▸ **Instruction**:
Go through the entries below and retype them exactly, omitting each picture.

--- Begin Dataset entries ---

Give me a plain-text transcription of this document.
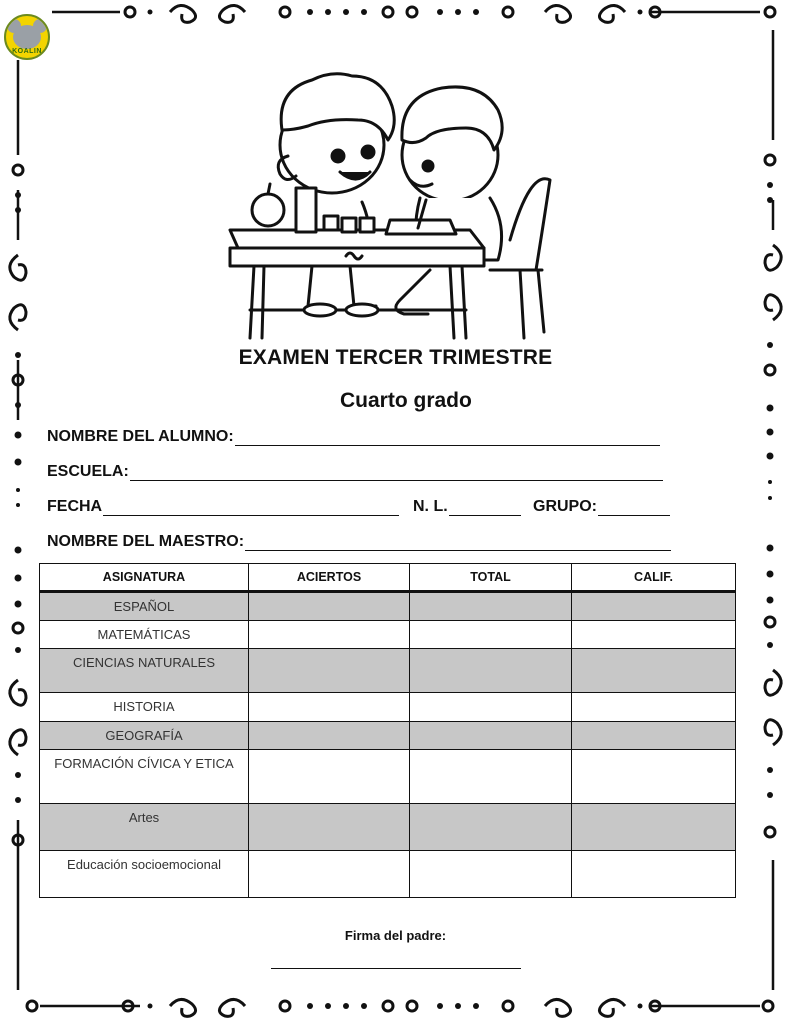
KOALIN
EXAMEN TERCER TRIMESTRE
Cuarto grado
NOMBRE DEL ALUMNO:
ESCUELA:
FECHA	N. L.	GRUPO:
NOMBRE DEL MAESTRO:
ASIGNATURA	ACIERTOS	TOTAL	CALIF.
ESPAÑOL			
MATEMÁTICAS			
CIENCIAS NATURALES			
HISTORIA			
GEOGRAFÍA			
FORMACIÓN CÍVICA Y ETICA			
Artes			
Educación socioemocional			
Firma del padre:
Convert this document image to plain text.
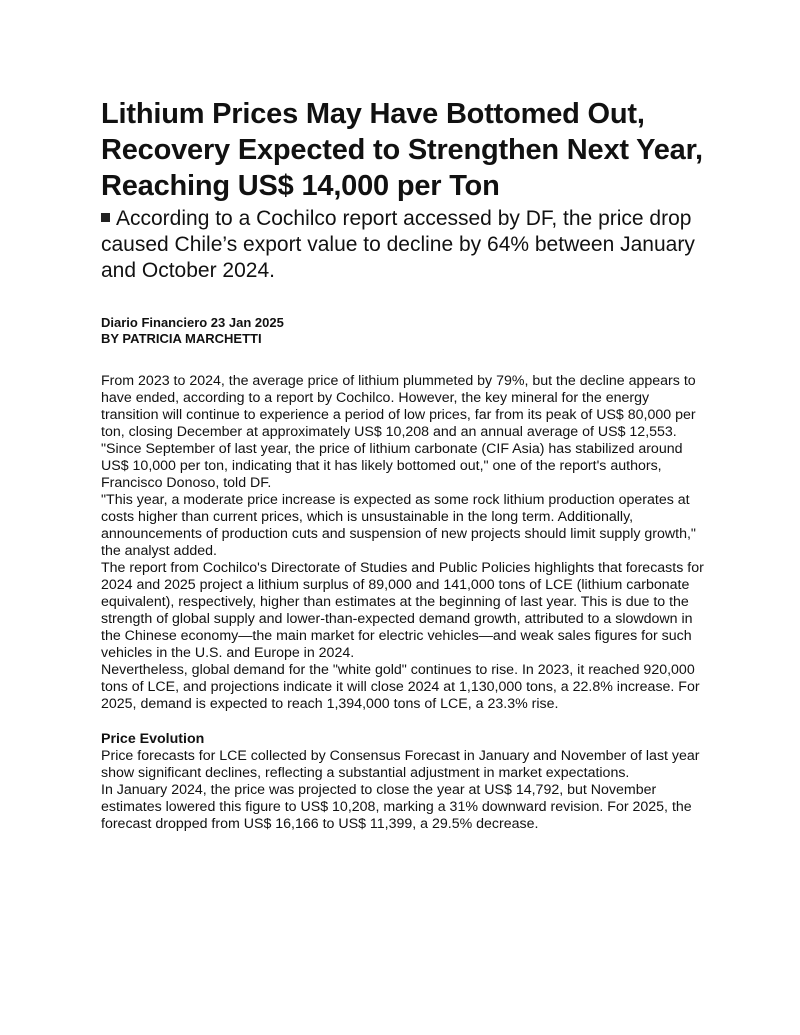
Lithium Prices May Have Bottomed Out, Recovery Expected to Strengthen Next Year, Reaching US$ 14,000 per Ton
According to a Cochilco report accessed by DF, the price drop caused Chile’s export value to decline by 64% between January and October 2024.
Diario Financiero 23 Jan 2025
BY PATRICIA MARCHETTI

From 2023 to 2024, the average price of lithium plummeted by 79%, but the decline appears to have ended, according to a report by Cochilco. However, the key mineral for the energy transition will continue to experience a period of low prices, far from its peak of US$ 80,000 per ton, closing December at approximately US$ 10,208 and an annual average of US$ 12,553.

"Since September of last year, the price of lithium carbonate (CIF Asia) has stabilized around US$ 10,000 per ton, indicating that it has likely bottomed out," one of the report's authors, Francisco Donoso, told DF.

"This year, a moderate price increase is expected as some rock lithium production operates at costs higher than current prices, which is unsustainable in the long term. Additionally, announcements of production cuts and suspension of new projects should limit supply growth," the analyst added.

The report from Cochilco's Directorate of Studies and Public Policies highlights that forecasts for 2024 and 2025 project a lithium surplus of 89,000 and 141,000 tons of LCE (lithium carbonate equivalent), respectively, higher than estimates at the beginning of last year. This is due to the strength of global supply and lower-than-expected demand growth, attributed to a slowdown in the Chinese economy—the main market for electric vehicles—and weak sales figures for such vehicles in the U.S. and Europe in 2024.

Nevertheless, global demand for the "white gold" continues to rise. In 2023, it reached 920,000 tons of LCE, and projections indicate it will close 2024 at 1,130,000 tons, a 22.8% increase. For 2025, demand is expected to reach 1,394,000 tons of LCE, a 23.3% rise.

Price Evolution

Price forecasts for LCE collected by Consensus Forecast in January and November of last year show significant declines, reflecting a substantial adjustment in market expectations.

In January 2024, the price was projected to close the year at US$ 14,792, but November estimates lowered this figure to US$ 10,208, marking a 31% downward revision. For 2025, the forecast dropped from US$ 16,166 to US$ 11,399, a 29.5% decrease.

--- End Dataset entries ---

▸ **Written response**:
Give me a plain-text transcription of this document.
KOALIN
EXAMEN TERCER TRIMESTRE
Cuarto grado
NOMBRE DEL ALUMNO:
ESCUELA:
FECHA	N. L.	GRUPO:
NOMBRE DEL MAESTRO:
ASIGNATURA	ACIERTOS	TOTAL	CALIF.
ESPAÑOL			
MATEMÁTICAS			
CIENCIAS NATURALES			
HISTORIA			
GEOGRAFÍA			
FORMACIÓN CÍVICA Y ETICA			
Artes			
Educación socioemocional			
Firma del padre:
Convert this document image to plain text.
Lithium Prices May Have Bottomed Out, Recovery Expected to Strengthen Next Year, Reaching US$ 14,000 per Ton
According to a Cochilco report accessed by DF, the price drop caused Chile’s export value to decline by 64% between January and October 2024.
Diario Financiero 23 Jan 2025
BY PATRICIA MARCHETTI

From 2023 to 2024, the average price of lithium plummeted by 79%, but the decline appears to have ended, according to a report by Cochilco. However, the key mineral for the energy transition will continue to experience a period of low prices, far from its peak of US$ 80,000 per ton, closing December at approximately US$ 10,208 and an annual average of US$ 12,553.

"Since September of last year, the price of lithium carbonate (CIF Asia) has stabilized around US$ 10,000 per ton, indicating that it has likely bottomed out," one of the report's authors, Francisco Donoso, told DF.

"This year, a moderate price increase is expected as some rock lithium production operates at costs higher than current prices, which is unsustainable in the long term. Additionally, announcements of production cuts and suspension of new projects should limit supply growth," the analyst added.

The report from Cochilco's Directorate of Studies and Public Policies highlights that forecasts for 2024 and 2025 project a lithium surplus of 89,000 and 141,000 tons of LCE (lithium carbonate equivalent), respectively, higher than estimates at the beginning of last year. This is due to the strength of global supply and lower-than-expected demand growth, attributed to a slowdown in the Chinese economy—the main market for electric vehicles—and weak sales figures for such vehicles in the U.S. and Europe in 2024.

Nevertheless, global demand for the "white gold" continues to rise. In 2023, it reached 920,000 tons of LCE, and projections indicate it will close 2024 at 1,130,000 tons, a 22.8% increase. For 2025, demand is expected to reach 1,394,000 tons of LCE, a 23.3% rise.

Price Evolution

Price forecasts for LCE collected by Consensus Forecast in January and November of last year show significant declines, reflecting a substantial adjustment in market expectations.

In January 2024, the price was projected to close the year at US$ 14,792, but November estimates lowered this figure to US$ 10,208, marking a 31% downward revision. For 2025, the forecast dropped from US$ 16,166 to US$ 11,399, a 29.5% decrease.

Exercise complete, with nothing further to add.